Records from a collection of figures:
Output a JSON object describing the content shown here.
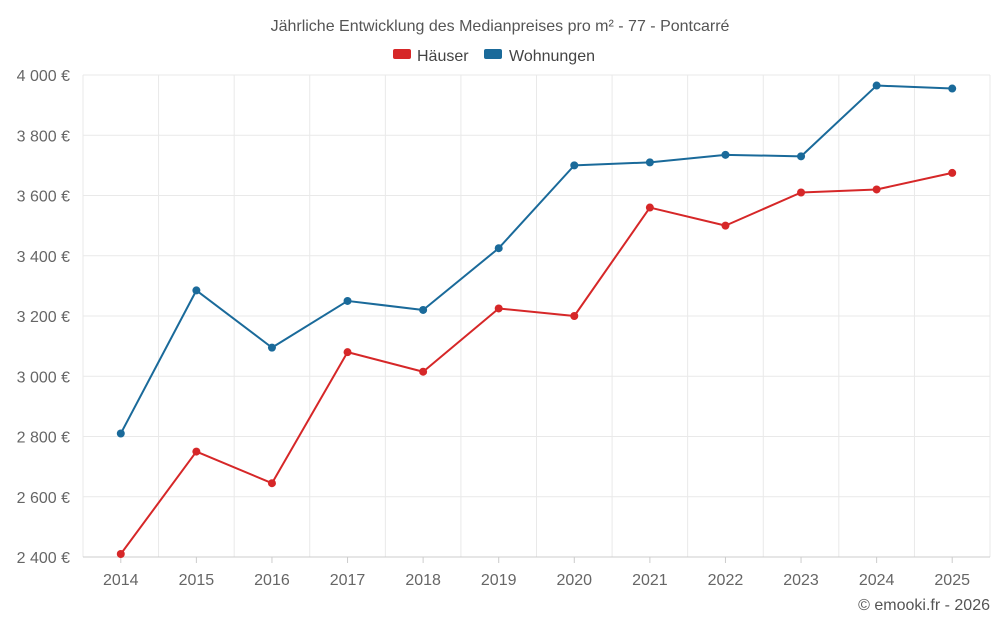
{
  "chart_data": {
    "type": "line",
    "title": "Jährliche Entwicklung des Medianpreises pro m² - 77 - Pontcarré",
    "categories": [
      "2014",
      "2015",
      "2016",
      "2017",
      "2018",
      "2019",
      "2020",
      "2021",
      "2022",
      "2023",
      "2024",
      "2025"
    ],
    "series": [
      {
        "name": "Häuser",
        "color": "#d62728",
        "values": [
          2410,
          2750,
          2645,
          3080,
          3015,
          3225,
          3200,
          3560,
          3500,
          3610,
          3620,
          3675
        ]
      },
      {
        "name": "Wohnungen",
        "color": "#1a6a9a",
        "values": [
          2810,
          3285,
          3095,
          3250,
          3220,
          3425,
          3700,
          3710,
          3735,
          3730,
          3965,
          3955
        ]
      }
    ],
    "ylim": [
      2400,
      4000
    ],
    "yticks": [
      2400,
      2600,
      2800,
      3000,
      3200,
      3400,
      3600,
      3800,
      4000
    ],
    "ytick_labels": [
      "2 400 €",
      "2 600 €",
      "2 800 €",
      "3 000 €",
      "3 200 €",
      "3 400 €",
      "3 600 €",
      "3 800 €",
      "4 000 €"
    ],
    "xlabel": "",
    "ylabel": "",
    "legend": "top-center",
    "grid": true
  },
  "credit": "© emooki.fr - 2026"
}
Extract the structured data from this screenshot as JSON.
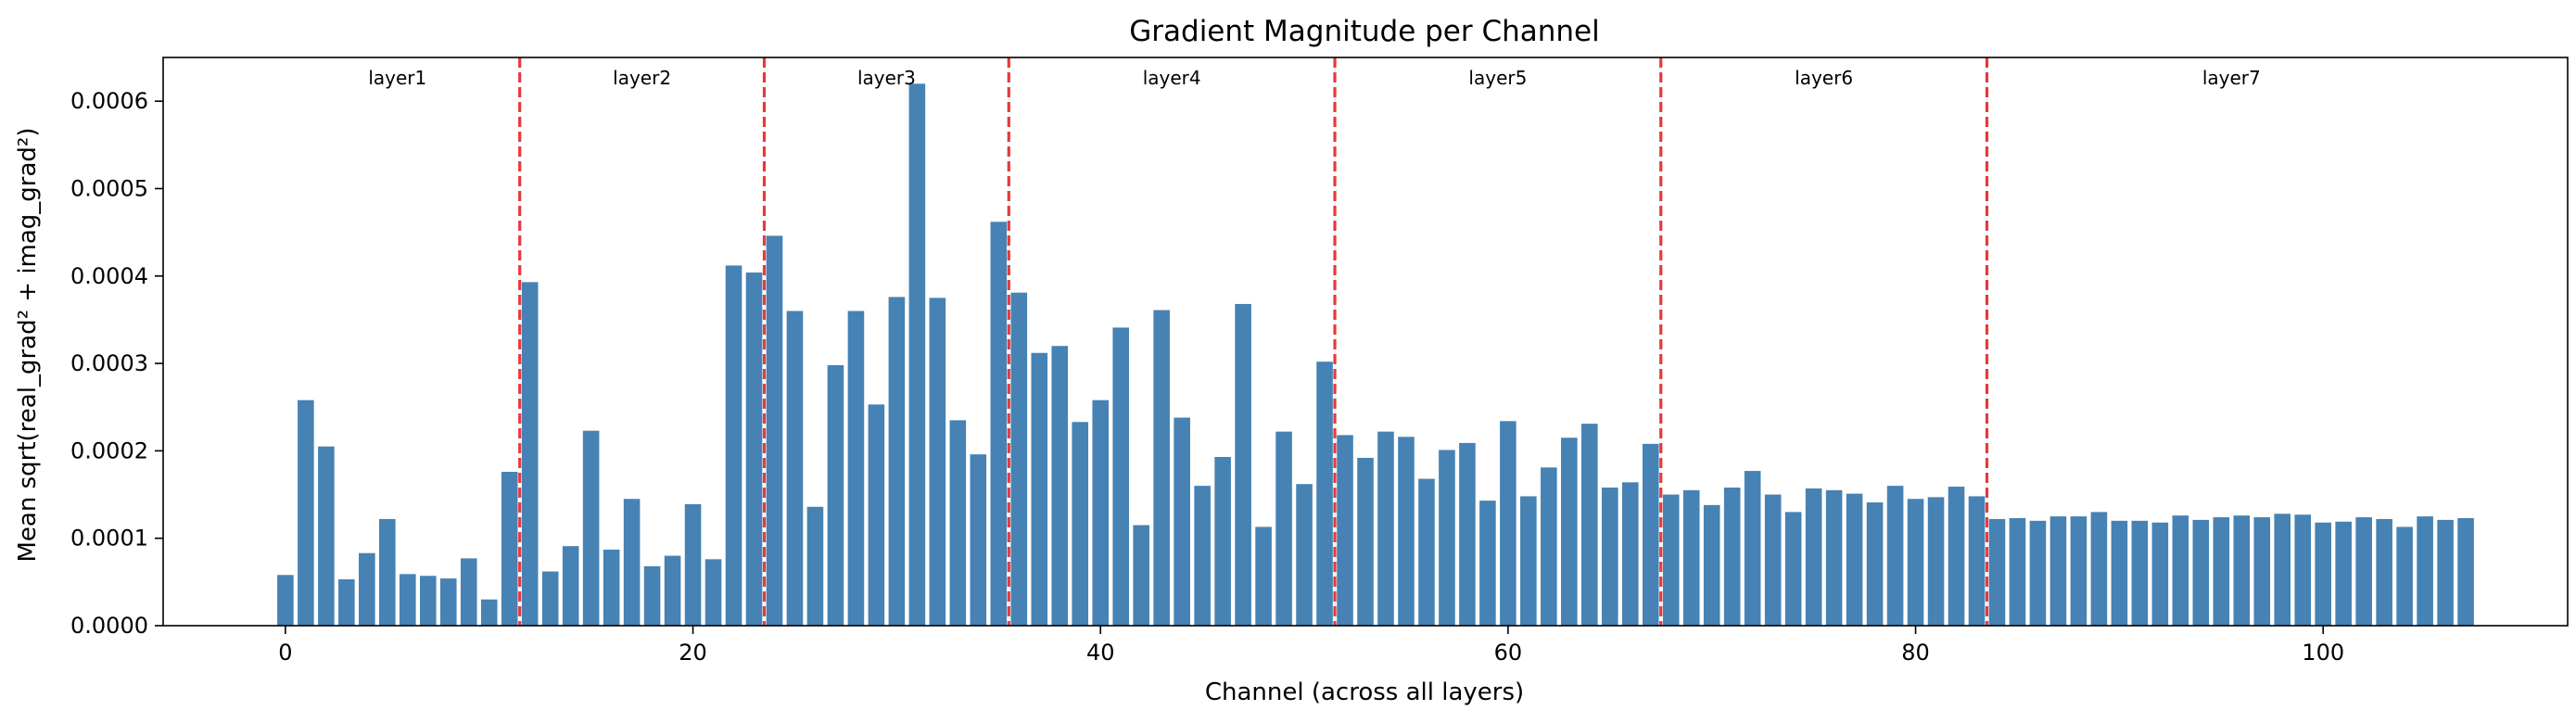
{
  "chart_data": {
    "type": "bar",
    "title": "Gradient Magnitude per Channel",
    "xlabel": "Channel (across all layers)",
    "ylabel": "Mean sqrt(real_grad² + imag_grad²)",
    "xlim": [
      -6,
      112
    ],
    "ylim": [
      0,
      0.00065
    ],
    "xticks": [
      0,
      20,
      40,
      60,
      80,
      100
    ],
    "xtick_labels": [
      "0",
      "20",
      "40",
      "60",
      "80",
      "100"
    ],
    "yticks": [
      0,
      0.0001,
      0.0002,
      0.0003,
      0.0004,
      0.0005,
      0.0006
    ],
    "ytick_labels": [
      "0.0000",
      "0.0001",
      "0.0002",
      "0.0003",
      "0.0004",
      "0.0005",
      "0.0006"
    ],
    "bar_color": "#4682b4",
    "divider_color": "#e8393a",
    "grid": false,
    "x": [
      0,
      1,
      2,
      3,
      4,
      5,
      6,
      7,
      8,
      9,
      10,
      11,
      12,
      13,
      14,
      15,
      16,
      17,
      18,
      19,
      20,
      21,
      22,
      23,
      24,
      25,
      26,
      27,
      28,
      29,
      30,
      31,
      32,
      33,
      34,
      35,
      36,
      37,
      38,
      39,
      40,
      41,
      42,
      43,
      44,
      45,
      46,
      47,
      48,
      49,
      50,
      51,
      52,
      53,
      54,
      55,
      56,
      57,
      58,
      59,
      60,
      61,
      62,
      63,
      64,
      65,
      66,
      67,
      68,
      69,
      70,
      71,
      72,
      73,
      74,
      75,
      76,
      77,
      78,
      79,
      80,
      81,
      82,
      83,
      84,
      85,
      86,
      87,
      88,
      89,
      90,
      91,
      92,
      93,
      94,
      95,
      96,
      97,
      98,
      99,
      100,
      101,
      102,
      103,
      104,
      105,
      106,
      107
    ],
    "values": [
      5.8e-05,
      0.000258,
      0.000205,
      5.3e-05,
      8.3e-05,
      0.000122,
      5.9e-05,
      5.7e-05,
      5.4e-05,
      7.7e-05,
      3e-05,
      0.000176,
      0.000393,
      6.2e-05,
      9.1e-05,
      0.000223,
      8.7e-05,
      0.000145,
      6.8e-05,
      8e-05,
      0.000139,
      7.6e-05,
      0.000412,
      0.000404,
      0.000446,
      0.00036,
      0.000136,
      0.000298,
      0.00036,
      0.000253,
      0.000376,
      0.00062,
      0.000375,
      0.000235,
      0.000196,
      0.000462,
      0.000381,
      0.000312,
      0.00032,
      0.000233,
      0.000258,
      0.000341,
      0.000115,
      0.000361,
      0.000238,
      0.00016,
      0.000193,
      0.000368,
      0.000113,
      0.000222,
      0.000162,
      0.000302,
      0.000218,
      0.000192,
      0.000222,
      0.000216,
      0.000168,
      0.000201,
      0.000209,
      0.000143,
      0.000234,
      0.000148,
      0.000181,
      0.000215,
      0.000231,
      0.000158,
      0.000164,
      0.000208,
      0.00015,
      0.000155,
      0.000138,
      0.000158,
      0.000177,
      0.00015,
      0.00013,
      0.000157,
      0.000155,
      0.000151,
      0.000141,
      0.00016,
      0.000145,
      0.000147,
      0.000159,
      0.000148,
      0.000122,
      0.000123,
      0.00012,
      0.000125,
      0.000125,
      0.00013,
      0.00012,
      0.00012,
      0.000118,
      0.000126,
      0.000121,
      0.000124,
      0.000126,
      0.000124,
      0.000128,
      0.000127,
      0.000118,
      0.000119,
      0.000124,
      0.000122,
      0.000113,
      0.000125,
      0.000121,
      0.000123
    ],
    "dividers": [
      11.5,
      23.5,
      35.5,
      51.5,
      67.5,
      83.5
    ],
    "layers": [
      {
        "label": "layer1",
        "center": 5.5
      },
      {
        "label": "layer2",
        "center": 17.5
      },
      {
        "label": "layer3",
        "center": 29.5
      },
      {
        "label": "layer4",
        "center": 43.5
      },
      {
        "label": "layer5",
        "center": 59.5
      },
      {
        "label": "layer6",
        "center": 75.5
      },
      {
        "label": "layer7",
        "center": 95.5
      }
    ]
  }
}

--

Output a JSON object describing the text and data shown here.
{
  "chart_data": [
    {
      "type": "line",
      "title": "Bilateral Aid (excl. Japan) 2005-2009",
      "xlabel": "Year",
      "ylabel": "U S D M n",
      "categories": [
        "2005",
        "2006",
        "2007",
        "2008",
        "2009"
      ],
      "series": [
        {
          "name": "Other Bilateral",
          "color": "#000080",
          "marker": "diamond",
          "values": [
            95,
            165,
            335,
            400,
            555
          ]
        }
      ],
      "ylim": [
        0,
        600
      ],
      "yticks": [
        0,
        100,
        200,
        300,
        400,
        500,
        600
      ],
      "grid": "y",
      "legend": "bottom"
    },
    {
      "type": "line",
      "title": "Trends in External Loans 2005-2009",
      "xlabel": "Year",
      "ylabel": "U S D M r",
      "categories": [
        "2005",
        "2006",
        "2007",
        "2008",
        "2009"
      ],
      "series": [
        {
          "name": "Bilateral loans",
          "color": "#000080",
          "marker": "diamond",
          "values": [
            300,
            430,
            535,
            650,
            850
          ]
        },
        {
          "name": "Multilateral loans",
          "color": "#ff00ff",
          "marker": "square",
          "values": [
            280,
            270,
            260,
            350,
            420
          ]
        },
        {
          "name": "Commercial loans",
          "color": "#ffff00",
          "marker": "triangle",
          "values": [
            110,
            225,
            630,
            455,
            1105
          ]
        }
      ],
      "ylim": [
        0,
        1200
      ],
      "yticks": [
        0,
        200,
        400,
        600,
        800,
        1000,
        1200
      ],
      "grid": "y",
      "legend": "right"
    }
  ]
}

What you need to do:
Copy out every line of the data that includes "name".

Final result:
        "name": "Häuser",
        "name": "Wohnungen",
          "name": "Other Bilateral",
          "name": "Bilateral loans",
          "name": "Multilateral loans",
          "name": "Commercial loans",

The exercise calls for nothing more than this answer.